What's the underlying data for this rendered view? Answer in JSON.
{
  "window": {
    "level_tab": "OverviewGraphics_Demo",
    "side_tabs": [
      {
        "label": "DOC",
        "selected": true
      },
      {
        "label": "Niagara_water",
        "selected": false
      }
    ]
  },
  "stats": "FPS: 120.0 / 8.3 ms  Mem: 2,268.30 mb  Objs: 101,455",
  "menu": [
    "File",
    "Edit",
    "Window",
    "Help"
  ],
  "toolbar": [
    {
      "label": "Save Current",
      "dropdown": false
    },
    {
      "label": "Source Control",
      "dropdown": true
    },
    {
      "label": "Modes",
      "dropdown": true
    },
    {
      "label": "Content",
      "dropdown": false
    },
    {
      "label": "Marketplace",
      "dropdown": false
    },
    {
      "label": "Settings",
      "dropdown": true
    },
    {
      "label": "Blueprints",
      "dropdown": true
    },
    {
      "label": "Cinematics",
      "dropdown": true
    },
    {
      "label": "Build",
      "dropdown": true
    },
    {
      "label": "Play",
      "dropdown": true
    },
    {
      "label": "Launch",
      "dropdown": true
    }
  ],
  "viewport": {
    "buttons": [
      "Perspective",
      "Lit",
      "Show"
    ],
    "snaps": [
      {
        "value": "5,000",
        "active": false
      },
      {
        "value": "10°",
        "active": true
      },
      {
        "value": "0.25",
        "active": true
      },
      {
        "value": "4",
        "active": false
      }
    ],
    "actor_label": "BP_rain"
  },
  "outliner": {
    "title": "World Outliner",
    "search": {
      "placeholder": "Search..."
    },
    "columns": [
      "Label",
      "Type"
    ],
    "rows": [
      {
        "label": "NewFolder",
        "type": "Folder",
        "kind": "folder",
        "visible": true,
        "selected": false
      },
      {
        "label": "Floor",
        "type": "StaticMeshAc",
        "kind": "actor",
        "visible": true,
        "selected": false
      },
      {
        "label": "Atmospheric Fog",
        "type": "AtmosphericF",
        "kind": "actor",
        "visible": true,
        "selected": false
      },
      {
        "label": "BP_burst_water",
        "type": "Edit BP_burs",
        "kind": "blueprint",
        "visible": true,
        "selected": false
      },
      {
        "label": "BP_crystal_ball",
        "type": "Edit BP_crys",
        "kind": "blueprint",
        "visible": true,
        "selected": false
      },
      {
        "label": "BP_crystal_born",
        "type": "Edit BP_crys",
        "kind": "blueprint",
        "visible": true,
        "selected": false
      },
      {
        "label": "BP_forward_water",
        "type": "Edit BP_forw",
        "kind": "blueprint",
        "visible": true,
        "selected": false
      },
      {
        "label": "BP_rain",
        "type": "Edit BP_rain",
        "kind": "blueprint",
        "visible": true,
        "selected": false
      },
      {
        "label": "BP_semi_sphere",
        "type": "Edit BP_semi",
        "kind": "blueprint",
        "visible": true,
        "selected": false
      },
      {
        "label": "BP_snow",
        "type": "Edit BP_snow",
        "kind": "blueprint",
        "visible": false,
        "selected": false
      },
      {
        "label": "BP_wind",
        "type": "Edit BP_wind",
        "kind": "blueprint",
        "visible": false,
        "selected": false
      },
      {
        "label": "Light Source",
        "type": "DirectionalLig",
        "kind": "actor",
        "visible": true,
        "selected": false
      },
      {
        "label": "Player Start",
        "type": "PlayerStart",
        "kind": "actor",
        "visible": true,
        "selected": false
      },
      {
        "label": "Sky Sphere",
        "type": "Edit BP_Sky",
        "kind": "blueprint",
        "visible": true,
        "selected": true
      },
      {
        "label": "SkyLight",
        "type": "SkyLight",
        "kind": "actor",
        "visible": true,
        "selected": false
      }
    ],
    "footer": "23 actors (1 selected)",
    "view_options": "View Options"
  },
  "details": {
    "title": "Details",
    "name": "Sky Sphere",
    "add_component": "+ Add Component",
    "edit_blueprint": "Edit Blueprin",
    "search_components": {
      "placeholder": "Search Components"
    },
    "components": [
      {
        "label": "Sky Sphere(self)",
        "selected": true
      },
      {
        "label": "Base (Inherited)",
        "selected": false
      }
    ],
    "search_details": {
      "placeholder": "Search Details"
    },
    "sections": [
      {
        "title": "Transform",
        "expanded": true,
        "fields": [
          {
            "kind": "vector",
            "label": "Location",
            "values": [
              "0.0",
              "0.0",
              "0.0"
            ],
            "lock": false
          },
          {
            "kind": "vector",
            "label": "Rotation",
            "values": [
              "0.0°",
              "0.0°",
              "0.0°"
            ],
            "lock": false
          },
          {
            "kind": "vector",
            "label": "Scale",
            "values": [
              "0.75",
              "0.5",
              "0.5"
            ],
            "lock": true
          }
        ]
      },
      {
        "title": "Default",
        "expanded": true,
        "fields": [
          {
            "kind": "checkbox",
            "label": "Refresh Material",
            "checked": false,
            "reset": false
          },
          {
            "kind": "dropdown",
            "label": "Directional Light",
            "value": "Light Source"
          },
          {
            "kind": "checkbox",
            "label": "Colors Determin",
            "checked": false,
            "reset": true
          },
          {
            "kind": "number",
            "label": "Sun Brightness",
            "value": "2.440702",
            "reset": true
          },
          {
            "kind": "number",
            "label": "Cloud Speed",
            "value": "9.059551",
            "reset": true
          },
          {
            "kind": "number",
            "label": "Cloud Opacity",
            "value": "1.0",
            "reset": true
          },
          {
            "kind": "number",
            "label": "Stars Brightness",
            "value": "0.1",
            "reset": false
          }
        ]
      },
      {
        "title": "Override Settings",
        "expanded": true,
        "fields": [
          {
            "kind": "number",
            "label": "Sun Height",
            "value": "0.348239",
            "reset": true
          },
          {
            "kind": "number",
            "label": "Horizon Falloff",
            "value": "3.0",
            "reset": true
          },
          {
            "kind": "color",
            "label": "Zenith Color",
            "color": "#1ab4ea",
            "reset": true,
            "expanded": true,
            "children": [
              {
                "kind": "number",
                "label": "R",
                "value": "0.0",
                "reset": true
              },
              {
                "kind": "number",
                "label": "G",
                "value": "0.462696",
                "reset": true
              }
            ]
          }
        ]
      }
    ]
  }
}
┄┄┄┄┄┄
What you have to do: Write out the records above again, keeping each one identical to the original.

Written answer:
What's the underlying data for this rendered view? Answer in JSON.
{
  "window": {
    "level_tab": "OverviewGraphics_Demo",
    "side_tabs": [
      {
        "label": "DOC",
        "selected": true
      },
      {
        "label": "Niagara_water",
        "selected": false
      }
    ]
  },
  "stats": "FPS: 120.0 / 8.3 ms  Mem: 2,268.30 mb  Objs: 101,455",
  "menu": [
    "File",
    "Edit",
    "Window",
    "Help"
  ],
  "toolbar": [
    {
      "label": "Save Current",
      "dropdown": false
    },
    {
      "label": "Source Control",
      "dropdown": true
    },
    {
      "label": "Modes",
      "dropdown": true
    },
    {
      "label": "Content",
      "dropdown": false
    },
    {
      "label": "Marketplace",
      "dropdown": false
    },
    {
      "label": "Settings",
      "dropdown": true
    },
    {
      "label": "Blueprints",
      "dropdown": true
    },
    {
      "label": "Cinematics",
      "dropdown": true
    },
    {
      "label": "Build",
      "dropdown": true
    },
    {
      "label": "Play",
      "dropdown": true
    },
    {
      "label": "Launch",
      "dropdown": true
    }
  ],
  "viewport": {
    "buttons": [
      "Perspective",
      "Lit",
      "Show"
    ],
    "snaps": [
      {
        "value": "5,000",
        "active": false
      },
      {
        "value": "10°",
        "active": true
      },
      {
        "value": "0.25",
        "active": true
      },
      {
        "value": "4",
        "active": false
      }
    ],
    "actor_label": "BP_rain"
  },
  "outliner": {
    "title": "World Outliner",
    "search": {
      "placeholder": "Search..."
    },
    "columns": [
      "Label",
      "Type"
    ],
    "rows": [
      {
        "label": "NewFolder",
        "type": "Folder",
        "kind": "folder",
        "visible": true,
        "selected": false
      },
      {
        "label": "Floor",
        "type": "StaticMeshAc",
        "kind": "actor",
        "visible": true,
        "selected": false
      },
      {
        "label": "Atmospheric Fog",
        "type": "AtmosphericF",
        "kind": "actor",
        "visible": true,
        "selected": false
      },
      {
        "label": "BP_burst_water",
        "type": "Edit BP_burs",
        "kind": "blueprint",
        "visible": true,
        "selected": false
      },
      {
        "label": "BP_crystal_ball",
        "type": "Edit BP_crys",
        "kind": "blueprint",
        "visible": true,
        "selected": false
      },
      {
        "label": "BP_crystal_born",
        "type": "Edit BP_crys",
        "kind": "blueprint",
        "visible": true,
        "selected": false
      },
      {
        "label": "BP_forward_water",
        "type": "Edit BP_forw",
        "kind": "blueprint",
        "visible": true,
        "selected": false
      },
      {
        "label": "BP_rain",
        "type": "Edit BP_rain",
        "kind": "blueprint",
        "visible": true,
        "selected": false
      },
      {
        "label": "BP_semi_sphere",
        "type": "Edit BP_semi",
        "kind": "blueprint",
        "visible": true,
        "selected": false
      },
      {
        "label": "BP_snow",
        "type": "Edit BP_snow",
        "kind": "blueprint",
        "visible": false,
        "selected": false
      },
      {
        "label": "BP_wind",
        "type": "Edit BP_wind",
        "kind": "blueprint",
        "visible": false,
        "selected": false
      },
      {
        "label": "Light Source",
        "type": "DirectionalLig",
        "kind": "actor",
        "visible": true,
        "selected": false
      },
      {
        "label": "Player Start",
        "type": "PlayerStart",
        "kind": "actor",
        "visible": true,
        "selected": false
      },
      {
        "label": "Sky Sphere",
        "type": "Edit BP_Sky",
        "kind": "blueprint",
        "visible": true,
        "selected": true
      },
      {
        "label": "SkyLight",
        "type": "SkyLight",
        "kind": "actor",
        "visible": true,
        "selected": false
      }
    ],
    "footer": "23 actors (1 selected)",
    "view_options": "View Options"
  },
  "details": {
    "title": "Details",
    "name": "Sky Sphere",
    "add_component": "+ Add Component",
    "edit_blueprint": "Edit Blueprin",
    "search_components": {
      "placeholder": "Search Components"
    },
    "components": [
      {
        "label": "Sky Sphere(self)",
        "selected": true
      },
      {
        "label": "Base (Inherited)",
        "selected": false
      }
    ],
    "search_details": {
      "placeholder": "Search Details"
    },
    "sections": [
      {
        "title": "Transform",
        "expanded": true,
        "fields": [
          {
            "kind": "vector",
            "label": "Location",
            "values": [
              "0.0",
              "0.0",
              "0.0"
            ],
            "lock": false
          },
          {
            "kind": "vector",
            "label": "Rotation",
            "values": [
              "0.0°",
              "0.0°",
              "0.0°"
            ],
            "lock": false
          },
          {
            "kind": "vector",
            "label": "Scale",
            "values": [
              "0.75",
              "0.5",
              "0.5"
            ],
            "lock": true
          }
        ]
      },
      {
        "title": "Default",
        "expanded": true,
        "fields": [
          {
            "kind": "checkbox",
            "label": "Refresh Material",
            "checked": false,
            "reset": false
          },
          {
            "kind": "dropdown",
            "label": "Directional Light",
            "value": "Light Source"
          },
          {
            "kind": "checkbox",
            "label": "Colors Determin",
            "checked": false,
            "reset": true
          },
          {
            "kind": "number",
            "label": "Sun Brightness",
            "value": "2.440702",
            "reset": true
          },
          {
            "kind": "number",
            "label": "Cloud Speed",
            "value": "9.059551",
            "reset": true
          },
          {
            "kind": "number",
            "label": "Cloud Opacity",
            "value": "1.0",
            "reset": true
          },
          {
            "kind": "number",
            "label": "Stars Brightness",
            "value": "0.1",
            "reset": false
          }
        ]
      },
      {
        "title": "Override Settings",
        "expanded": true,
        "fields": [
          {
            "kind": "number",
            "label": "Sun Height",
            "value": "0.348239",
            "reset": true
          },
          {
            "kind": "number",
            "label": "Horizon Falloff",
            "value": "3.0",
            "reset": true
          },
          {
            "kind": "color",
            "label": "Zenith Color",
            "color": "#1ab4ea",
            "reset": true,
            "expanded": true,
            "children": [
              {
                "kind": "number",
                "label": "R",
                "value": "0.0",
                "reset": true
              },
              {
                "kind": "number",
                "label": "G",
                "value": "0.462696",
                "reset": true
              }
            ]
          }
        ]
      }
    ]
  }
}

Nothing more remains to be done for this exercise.